## WORK REQUIRED
In the listing below, find every line with the string "configured" and pull it out.

══ RECORDS SUPPLIED ══

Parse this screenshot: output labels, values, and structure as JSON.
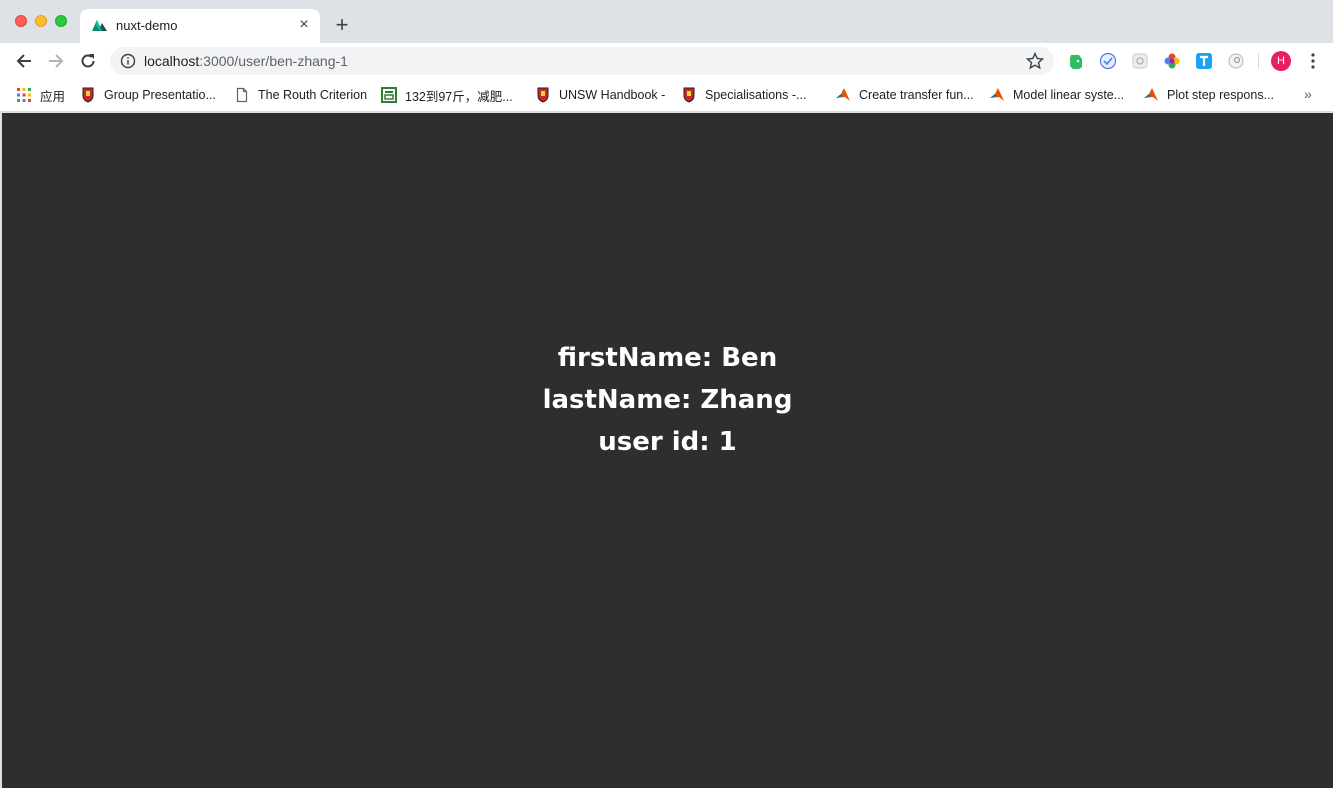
{
  "tab": {
    "title": "nuxt-demo",
    "close": "×"
  },
  "newtab": "+",
  "address": {
    "host": "localhost",
    "path": ":3000/user/ben-zhang-1"
  },
  "bookmarks": [
    {
      "label": "应用",
      "icon": "apps-grid-icon"
    },
    {
      "label": "Group Presentatio...",
      "icon": "unsw-crest-icon"
    },
    {
      "label": "The Routh Criterion",
      "icon": "document-icon"
    },
    {
      "label": "132到97斤，减肥...",
      "icon": "green-site-icon"
    },
    {
      "label": "UNSW Handbook -",
      "icon": "unsw-crest-icon"
    },
    {
      "label": "Specialisations -...",
      "icon": "unsw-crest-icon"
    },
    {
      "label": "Create transfer fun...",
      "icon": "matlab-icon"
    },
    {
      "label": "Model linear syste...",
      "icon": "matlab-icon"
    },
    {
      "label": "Plot step respons...",
      "icon": "matlab-icon"
    }
  ],
  "bookmarks_more": "»",
  "profile": {
    "initial": "H",
    "color": "#e91e63"
  },
  "page": {
    "firstName_line": "firstName: Ben",
    "lastName_line": "lastName: Zhang",
    "userid_line": "user id: 1"
  },
  "colors": {
    "page_bg": "#2e2e2e",
    "text": "#ffffff",
    "nuxt": "#00c58e"
  }
}
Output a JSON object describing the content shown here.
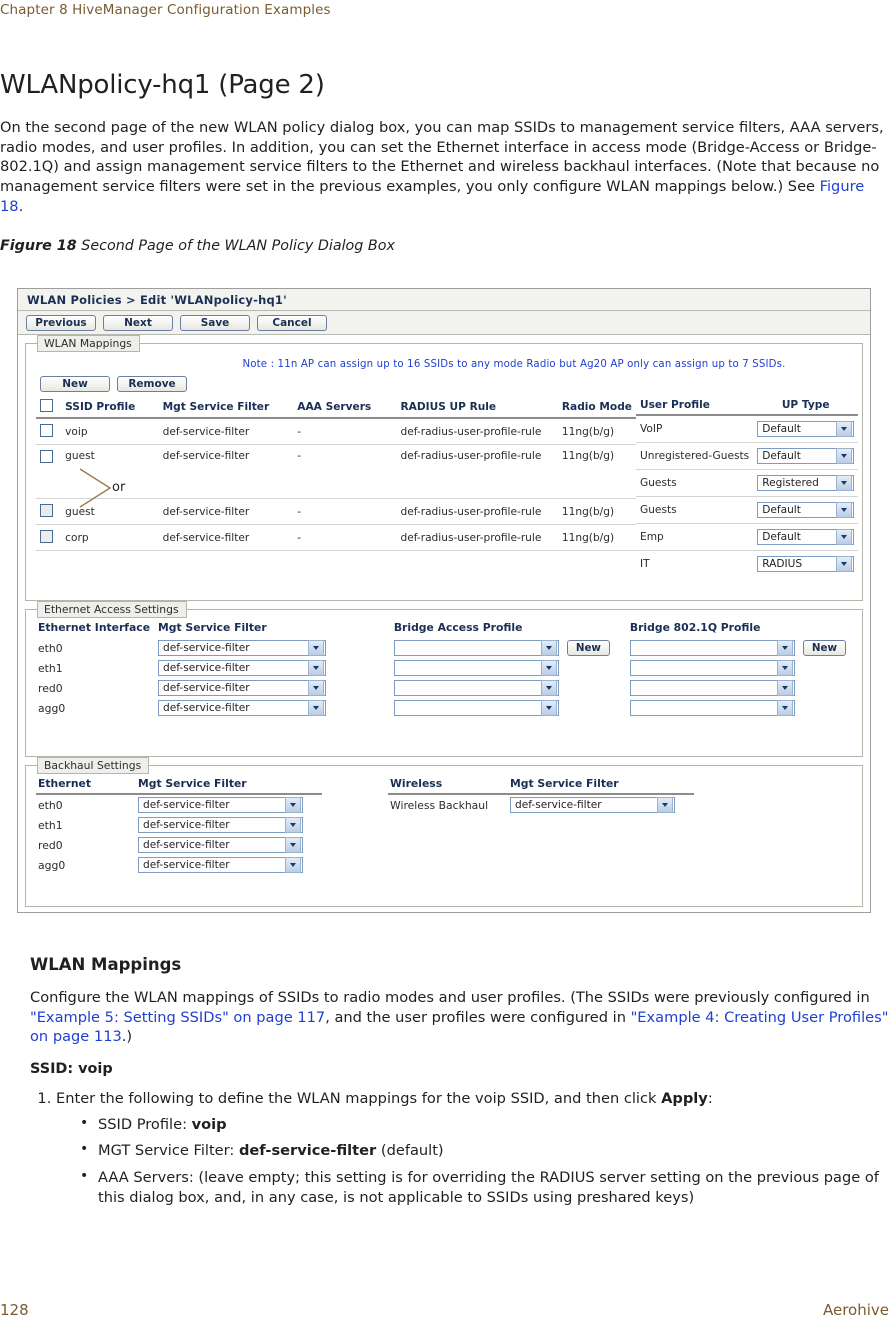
{
  "running_head": "Chapter 8 HiveManager Configuration Examples",
  "footer": {
    "page_number": "128",
    "brand": "Aerohive"
  },
  "page": {
    "title": "WLANpolicy-hq1 (Page 2)",
    "intro_part1": "On the second page of the new WLAN policy dialog box, you can map SSIDs to management service filters, AAA servers, radio modes, and user profiles. In addition, you can set the Ethernet interface in access mode (Bridge-Access or Bridge-802.1Q) and assign management service filters to the Ethernet and wireless backhaul interfaces. (Note that because no management service filters were set in the previous examples, you only configure WLAN mappings below.) See ",
    "intro_link": "Figure 18",
    "intro_part2": "."
  },
  "figure": {
    "label": "Figure 18",
    "caption": "Second Page of the WLAN Policy Dialog Box"
  },
  "screenshot": {
    "titlebar": "WLAN Policies > Edit 'WLANpolicy-hq1'",
    "toolbar_buttons": [
      {
        "label": "Previous"
      },
      {
        "label": "Next"
      },
      {
        "label": "Save"
      },
      {
        "label": "Cancel"
      }
    ],
    "wlan_mappings": {
      "legend": "WLAN Mappings",
      "note": "Note : 11n AP can assign up to 16 SSIDs to any mode Radio but Ag20 AP only can assign up to 7 SSIDs.",
      "new_button": "New",
      "remove_button": "Remove",
      "columns": {
        "ssid_profile": "SSID Profile",
        "mgt_service_filter": "Mgt Service Filter",
        "aaa_servers": "AAA Servers",
        "radius_up_rule": "RADIUS UP Rule",
        "radio_mode": "Radio Mode",
        "user_profile": "User Profile",
        "up_type": "UP Type"
      },
      "rows": [
        {
          "ssid_profile": "voip",
          "mgt_service_filter": "def-service-filter",
          "aaa_servers": "-",
          "radius_up_rule": "def-radius-user-profile-rule",
          "radio_mode": "11ng(b/g)"
        },
        {
          "ssid_profile": "guest",
          "mgt_service_filter": "def-service-filter",
          "aaa_servers": "-",
          "radius_up_rule": "def-radius-user-profile-rule",
          "radio_mode": "11ng(b/g)"
        },
        {
          "ssid_profile": "guest",
          "mgt_service_filter": "def-service-filter",
          "aaa_servers": "-",
          "radius_up_rule": "def-radius-user-profile-rule",
          "radio_mode": "11ng(b/g)"
        },
        {
          "ssid_profile": "corp",
          "mgt_service_filter": "def-service-filter",
          "aaa_servers": "-",
          "radius_up_rule": "def-radius-user-profile-rule",
          "radio_mode": "11ng(b/g)"
        }
      ],
      "profile_rows": [
        {
          "user_profile": "VoIP",
          "up_type": "Default"
        },
        {
          "user_profile": "Unregistered-Guests",
          "up_type": "Default"
        },
        {
          "user_profile": "Guests",
          "up_type": "Registered"
        },
        {
          "user_profile": "Guests",
          "up_type": "Default"
        },
        {
          "user_profile": "Emp",
          "up_type": "Default"
        },
        {
          "user_profile": "IT",
          "up_type": "RADIUS"
        }
      ],
      "or_annotation": "or"
    },
    "ethernet_access": {
      "legend": "Ethernet Access Settings",
      "columns": {
        "ethernet_interface": "Ethernet Interface",
        "mgt_service_filter": "Mgt Service Filter",
        "bridge_access_profile": "Bridge Access Profile",
        "bridge_8021q_profile": "Bridge 802.1Q Profile"
      },
      "new_button": "New",
      "rows": [
        {
          "interface": "eth0",
          "mgt_service_filter": "def-service-filter",
          "bridge_access_profile": "",
          "bridge_8021q_profile": ""
        },
        {
          "interface": "eth1",
          "mgt_service_filter": "def-service-filter",
          "bridge_access_profile": "",
          "bridge_8021q_profile": ""
        },
        {
          "interface": "red0",
          "mgt_service_filter": "def-service-filter",
          "bridge_access_profile": "",
          "bridge_8021q_profile": ""
        },
        {
          "interface": "agg0",
          "mgt_service_filter": "def-service-filter",
          "bridge_access_profile": "",
          "bridge_8021q_profile": ""
        }
      ]
    },
    "backhaul": {
      "legend": "Backhaul Settings",
      "columns": {
        "ethernet": "Ethernet",
        "mgt_service_filter": "Mgt Service Filter",
        "wireless": "Wireless",
        "wireless_mgt_service_filter": "Mgt Service Filter"
      },
      "ethernet_rows": [
        {
          "interface": "eth0",
          "mgt_service_filter": "def-service-filter"
        },
        {
          "interface": "eth1",
          "mgt_service_filter": "def-service-filter"
        },
        {
          "interface": "red0",
          "mgt_service_filter": "def-service-filter"
        },
        {
          "interface": "agg0",
          "mgt_service_filter": "def-service-filter"
        }
      ],
      "wireless_rows": [
        {
          "interface": "Wireless Backhaul",
          "mgt_service_filter": "def-service-filter"
        }
      ]
    }
  },
  "lower": {
    "heading": "WLAN Mappings",
    "para_a": "Configure the WLAN mappings of SSIDs to radio modes and user profiles. (The SSIDs were previously configured in ",
    "link_1": "\"Example 5: Setting SSIDs\" on page 117",
    "para_b": ", and the user profiles were configured in ",
    "link_2": "\"Example 4: Creating User Profiles\" on page 113",
    "para_c": ".)",
    "ssid_heading": "SSID: voip",
    "step_1_pre": "Enter the following to define the WLAN mappings for the voip SSID, and then click ",
    "step_1_bold": "Apply",
    "step_1_post": ":",
    "bullets": [
      {
        "label": "SSID Profile: ",
        "bold": "voip",
        "tail": ""
      },
      {
        "label": "MGT Service Filter: ",
        "bold": "def-service-filter",
        "tail": " (default)"
      },
      {
        "label": "AAA Servers: (leave empty; this setting is for overriding the RADIUS server setting on the previous page of this dialog box, and, in any case, is not applicable to SSIDs using preshared keys)",
        "bold": "",
        "tail": ""
      }
    ]
  },
  "colors": {
    "running_head": "#7a5c2e",
    "link": "#1f3fd0",
    "app_header_text": "#1b2f55",
    "note_text": "#1f3fd0"
  }
}
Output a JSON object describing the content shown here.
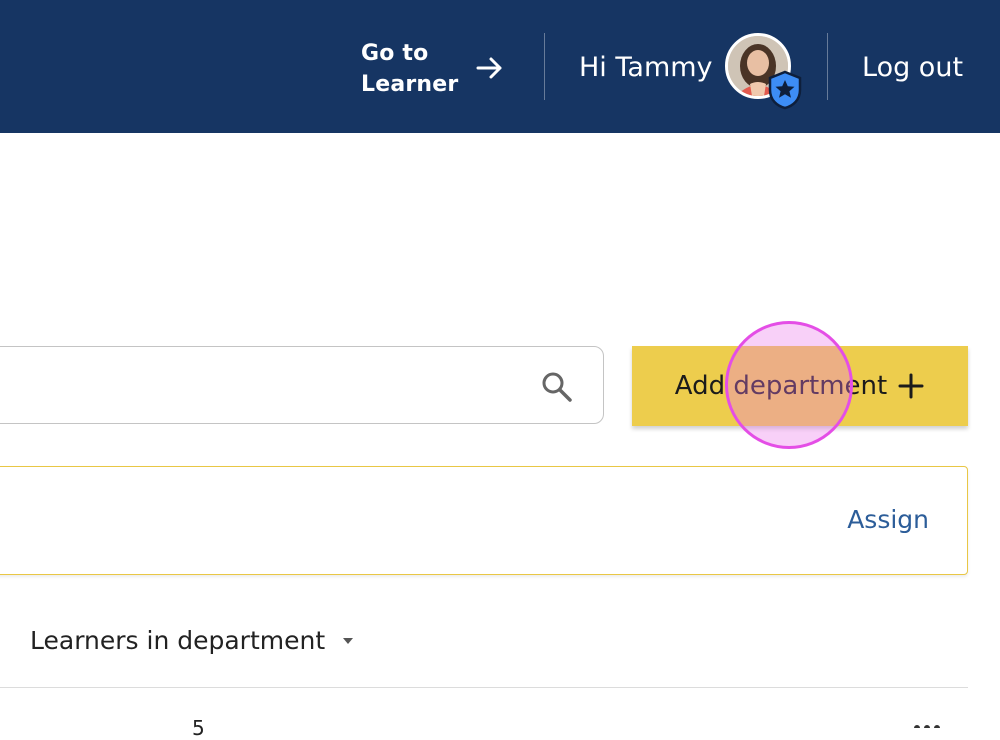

═══

## EXERCISE SOLUTION
    "para_a": "Configure the WLAN mappings of SSIDs to radio modes and user profiles. (The SSIDs were previously configured in ",
    "para_b": ", and the user profiles were configured in ",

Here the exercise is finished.